__YOUR GOAL__
Restate the records in their entirety, word for word.

** BEGIN RECORD EXTRACTS **

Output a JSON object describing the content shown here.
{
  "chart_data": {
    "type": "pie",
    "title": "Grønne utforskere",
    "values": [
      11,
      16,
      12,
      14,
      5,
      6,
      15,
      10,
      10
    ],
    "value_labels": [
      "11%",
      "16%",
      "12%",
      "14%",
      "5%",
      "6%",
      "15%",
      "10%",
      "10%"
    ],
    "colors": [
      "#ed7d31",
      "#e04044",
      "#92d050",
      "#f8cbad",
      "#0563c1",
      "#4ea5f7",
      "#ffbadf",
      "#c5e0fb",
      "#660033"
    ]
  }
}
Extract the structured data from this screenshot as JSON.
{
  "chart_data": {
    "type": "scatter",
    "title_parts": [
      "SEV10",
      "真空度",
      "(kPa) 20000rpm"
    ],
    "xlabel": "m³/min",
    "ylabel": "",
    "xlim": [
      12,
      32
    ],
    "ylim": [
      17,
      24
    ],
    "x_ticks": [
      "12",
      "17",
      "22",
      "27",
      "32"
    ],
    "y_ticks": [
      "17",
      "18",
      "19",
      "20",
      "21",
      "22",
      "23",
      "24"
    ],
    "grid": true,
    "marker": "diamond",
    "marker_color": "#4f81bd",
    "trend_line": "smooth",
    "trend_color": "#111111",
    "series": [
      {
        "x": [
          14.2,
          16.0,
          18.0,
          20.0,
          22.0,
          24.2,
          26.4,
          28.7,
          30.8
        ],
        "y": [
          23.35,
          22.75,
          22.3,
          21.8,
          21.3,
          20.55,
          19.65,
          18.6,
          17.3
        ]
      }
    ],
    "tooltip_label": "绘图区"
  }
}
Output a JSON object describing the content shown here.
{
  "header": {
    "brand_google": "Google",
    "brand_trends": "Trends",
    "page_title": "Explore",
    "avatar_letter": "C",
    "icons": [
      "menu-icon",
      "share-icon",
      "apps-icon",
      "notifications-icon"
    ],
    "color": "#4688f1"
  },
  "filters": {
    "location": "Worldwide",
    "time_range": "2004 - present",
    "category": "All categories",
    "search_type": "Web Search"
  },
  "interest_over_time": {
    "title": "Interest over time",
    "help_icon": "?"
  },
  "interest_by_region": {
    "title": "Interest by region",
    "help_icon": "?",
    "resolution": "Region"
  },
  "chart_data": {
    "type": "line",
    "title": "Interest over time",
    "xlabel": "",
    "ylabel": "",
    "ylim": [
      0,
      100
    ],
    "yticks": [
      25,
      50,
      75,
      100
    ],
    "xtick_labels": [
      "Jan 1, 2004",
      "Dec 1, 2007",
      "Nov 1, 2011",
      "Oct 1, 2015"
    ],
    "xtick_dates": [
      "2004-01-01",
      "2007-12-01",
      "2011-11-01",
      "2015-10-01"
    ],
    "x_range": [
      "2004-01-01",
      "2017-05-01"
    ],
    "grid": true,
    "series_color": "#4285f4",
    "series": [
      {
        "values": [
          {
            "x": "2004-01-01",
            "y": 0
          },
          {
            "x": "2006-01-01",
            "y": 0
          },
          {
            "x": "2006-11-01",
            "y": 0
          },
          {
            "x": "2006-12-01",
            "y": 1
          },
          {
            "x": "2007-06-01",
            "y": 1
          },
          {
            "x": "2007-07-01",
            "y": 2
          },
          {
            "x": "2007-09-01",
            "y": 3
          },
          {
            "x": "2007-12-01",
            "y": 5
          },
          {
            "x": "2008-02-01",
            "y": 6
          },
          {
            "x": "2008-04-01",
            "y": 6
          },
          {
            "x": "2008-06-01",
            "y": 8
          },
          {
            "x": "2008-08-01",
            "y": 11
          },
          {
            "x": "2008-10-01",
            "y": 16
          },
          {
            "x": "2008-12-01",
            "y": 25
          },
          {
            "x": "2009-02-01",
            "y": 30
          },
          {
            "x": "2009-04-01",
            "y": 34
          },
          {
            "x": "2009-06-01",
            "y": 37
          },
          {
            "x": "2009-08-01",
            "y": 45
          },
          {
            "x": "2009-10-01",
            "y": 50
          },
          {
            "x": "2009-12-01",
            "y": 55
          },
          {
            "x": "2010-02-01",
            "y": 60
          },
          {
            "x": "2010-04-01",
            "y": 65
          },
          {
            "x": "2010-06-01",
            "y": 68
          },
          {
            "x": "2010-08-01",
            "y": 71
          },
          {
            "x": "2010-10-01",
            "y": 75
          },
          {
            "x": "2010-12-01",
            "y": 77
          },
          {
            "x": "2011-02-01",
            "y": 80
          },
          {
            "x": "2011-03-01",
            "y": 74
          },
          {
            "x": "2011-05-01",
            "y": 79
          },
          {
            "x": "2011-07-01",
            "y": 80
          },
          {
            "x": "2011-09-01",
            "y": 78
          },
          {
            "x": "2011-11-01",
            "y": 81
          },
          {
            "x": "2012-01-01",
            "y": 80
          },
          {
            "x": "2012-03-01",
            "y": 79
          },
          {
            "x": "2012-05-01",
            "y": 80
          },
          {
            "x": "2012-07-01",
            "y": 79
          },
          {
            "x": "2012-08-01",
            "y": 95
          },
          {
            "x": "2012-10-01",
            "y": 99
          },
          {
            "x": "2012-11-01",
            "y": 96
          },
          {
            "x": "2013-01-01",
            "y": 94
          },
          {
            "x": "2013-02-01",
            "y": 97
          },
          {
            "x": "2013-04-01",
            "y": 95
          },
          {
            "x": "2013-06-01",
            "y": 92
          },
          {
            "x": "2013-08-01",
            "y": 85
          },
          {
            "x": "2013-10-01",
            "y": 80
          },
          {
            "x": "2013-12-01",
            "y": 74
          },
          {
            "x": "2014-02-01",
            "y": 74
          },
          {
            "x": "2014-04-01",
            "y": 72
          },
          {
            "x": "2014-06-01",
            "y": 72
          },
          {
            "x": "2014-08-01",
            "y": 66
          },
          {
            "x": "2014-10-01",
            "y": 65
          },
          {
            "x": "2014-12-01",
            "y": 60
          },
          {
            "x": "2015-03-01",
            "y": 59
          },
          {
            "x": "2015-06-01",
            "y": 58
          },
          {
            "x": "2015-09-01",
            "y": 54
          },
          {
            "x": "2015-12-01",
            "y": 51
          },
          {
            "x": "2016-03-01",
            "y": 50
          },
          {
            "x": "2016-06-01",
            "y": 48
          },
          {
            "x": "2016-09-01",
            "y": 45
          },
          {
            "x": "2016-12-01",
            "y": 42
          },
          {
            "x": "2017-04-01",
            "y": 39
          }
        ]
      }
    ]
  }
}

** END RECORD EXTRACTS **

__TASK RESULT__
Output a JSON object describing the content shown here.
{
  "chart_data": {
    "type": "pie",
    "title": "Grønne utforskere",
    "values": [
      11,
      16,
      12,
      14,
      5,
      6,
      15,
      10,
      10
    ],
    "value_labels": [
      "11%",
      "16%",
      "12%",
      "14%",
      "5%",
      "6%",
      "15%",
      "10%",
      "10%"
    ],
    "colors": [
      "#ed7d31",
      "#e04044",
      "#92d050",
      "#f8cbad",
      "#0563c1",
      "#4ea5f7",
      "#ffbadf",
      "#c5e0fb",
      "#660033"
    ]
  }
}
Extract the structured data from this screenshot as JSON.
{
  "chart_data": {
    "type": "scatter",
    "title_parts": [
      "SEV10",
      "真空度",
      "(kPa) 20000rpm"
    ],
    "xlabel": "m³/min",
    "ylabel": "",
    "xlim": [
      12,
      32
    ],
    "ylim": [
      17,
      24
    ],
    "x_ticks": [
      "12",
      "17",
      "22",
      "27",
      "32"
    ],
    "y_ticks": [
      "17",
      "18",
      "19",
      "20",
      "21",
      "22",
      "23",
      "24"
    ],
    "grid": true,
    "marker": "diamond",
    "marker_color": "#4f81bd",
    "trend_line": "smooth",
    "trend_color": "#111111",
    "series": [
      {
        "x": [
          14.2,
          16.0,
          18.0,
          20.0,
          22.0,
          24.2,
          26.4,
          28.7,
          30.8
        ],
        "y": [
          23.35,
          22.75,
          22.3,
          21.8,
          21.3,
          20.55,
          19.65,
          18.6,
          17.3
        ]
      }
    ],
    "tooltip_label": "绘图区"
  }
}
Output a JSON object describing the content shown here.
{
  "header": {
    "brand_google": "Google",
    "brand_trends": "Trends",
    "page_title": "Explore",
    "avatar_letter": "C",
    "icons": [
      "menu-icon",
      "share-icon",
      "apps-icon",
      "notifications-icon"
    ],
    "color": "#4688f1"
  },
  "filters": {
    "location": "Worldwide",
    "time_range": "2004 - present",
    "category": "All categories",
    "search_type": "Web Search"
  },
  "interest_over_time": {
    "title": "Interest over time",
    "help_icon": "?"
  },
  "interest_by_region": {
    "title": "Interest by region",
    "help_icon": "?",
    "resolution": "Region"
  },
  "chart_data": {
    "type": "line",
    "title": "Interest over time",
    "xlabel": "",
    "ylabel": "",
    "ylim": [
      0,
      100
    ],
    "yticks": [
      25,
      50,
      75,
      100
    ],
    "xtick_labels": [
      "Jan 1, 2004",
      "Dec 1, 2007",
      "Nov 1, 2011",
      "Oct 1, 2015"
    ],
    "xtick_dates": [
      "2004-01-01",
      "2007-12-01",
      "2011-11-01",
      "2015-10-01"
    ],
    "x_range": [
      "2004-01-01",
      "2017-05-01"
    ],
    "grid": true,
    "series_color": "#4285f4",
    "series": [
      {
        "values": [
          {
            "x": "2004-01-01",
            "y": 0
          },
          {
            "x": "2006-01-01",
            "y": 0
          },
          {
            "x": "2006-11-01",
            "y": 0
          },
          {
            "x": "2006-12-01",
            "y": 1
          },
          {
            "x": "2007-06-01",
            "y": 1
          },
          {
            "x": "2007-07-01",
            "y": 2
          },
          {
            "x": "2007-09-01",
            "y": 3
          },
          {
            "x": "2007-12-01",
            "y": 5
          },
          {
            "x": "2008-02-01",
            "y": 6
          },
          {
            "x": "2008-04-01",
            "y": 6
          },
          {
            "x": "2008-06-01",
            "y": 8
          },
          {
            "x": "2008-08-01",
            "y": 11
          },
          {
            "x": "2008-10-01",
            "y": 16
          },
          {
            "x": "2008-12-01",
            "y": 25
          },
          {
            "x": "2009-02-01",
            "y": 30
          },
          {
            "x": "2009-04-01",
            "y": 34
          },
          {
            "x": "2009-06-01",
            "y": 37
          },
          {
            "x": "2009-08-01",
            "y": 45
          },
          {
            "x": "2009-10-01",
            "y": 50
          },
          {
            "x": "2009-12-01",
            "y": 55
          },
          {
            "x": "2010-02-01",
            "y": 60
          },
          {
            "x": "2010-04-01",
            "y": 65
          },
          {
            "x": "2010-06-01",
            "y": 68
          },
          {
            "x": "2010-08-01",
            "y": 71
          },
          {
            "x": "2010-10-01",
            "y": 75
          },
          {
            "x": "2010-12-01",
            "y": 77
          },
          {
            "x": "2011-02-01",
            "y": 80
          },
          {
            "x": "2011-03-01",
            "y": 74
          },
          {
            "x": "2011-05-01",
            "y": 79
          },
          {
            "x": "2011-07-01",
            "y": 80
          },
          {
            "x": "2011-09-01",
            "y": 78
          },
          {
            "x": "2011-11-01",
            "y": 81
          },
          {
            "x": "2012-01-01",
            "y": 80
          },
          {
            "x": "2012-03-01",
            "y": 79
          },
          {
            "x": "2012-05-01",
            "y": 80
          },
          {
            "x": "2012-07-01",
            "y": 79
          },
          {
            "x": "2012-08-01",
            "y": 95
          },
          {
            "x": "2012-10-01",
            "y": 99
          },
          {
            "x": "2012-11-01",
            "y": 96
          },
          {
            "x": "2013-01-01",
            "y": 94
          },
          {
            "x": "2013-02-01",
            "y": 97
          },
          {
            "x": "2013-04-01",
            "y": 95
          },
          {
            "x": "2013-06-01",
            "y": 92
          },
          {
            "x": "2013-08-01",
            "y": 85
          },
          {
            "x": "2013-10-01",
            "y": 80
          },
          {
            "x": "2013-12-01",
            "y": 74
          },
          {
            "x": "2014-02-01",
            "y": 74
          },
          {
            "x": "2014-04-01",
            "y": 72
          },
          {
            "x": "2014-06-01",
            "y": 72
          },
          {
            "x": "2014-08-01",
            "y": 66
          },
          {
            "x": "2014-10-01",
            "y": 65
          },
          {
            "x": "2014-12-01",
            "y": 60
          },
          {
            "x": "2015-03-01",
            "y": 59
          },
          {
            "x": "2015-06-01",
            "y": 58
          },
          {
            "x": "2015-09-01",
            "y": 54
          },
          {
            "x": "2015-12-01",
            "y": 51
          },
          {
            "x": "2016-03-01",
            "y": 50
          },
          {
            "x": "2016-06-01",
            "y": 48
          },
          {
            "x": "2016-09-01",
            "y": 45
          },
          {
            "x": "2016-12-01",
            "y": 42
          },
          {
            "x": "2017-04-01",
            "y": 39
          }
        ]
      }
    ]
  }
}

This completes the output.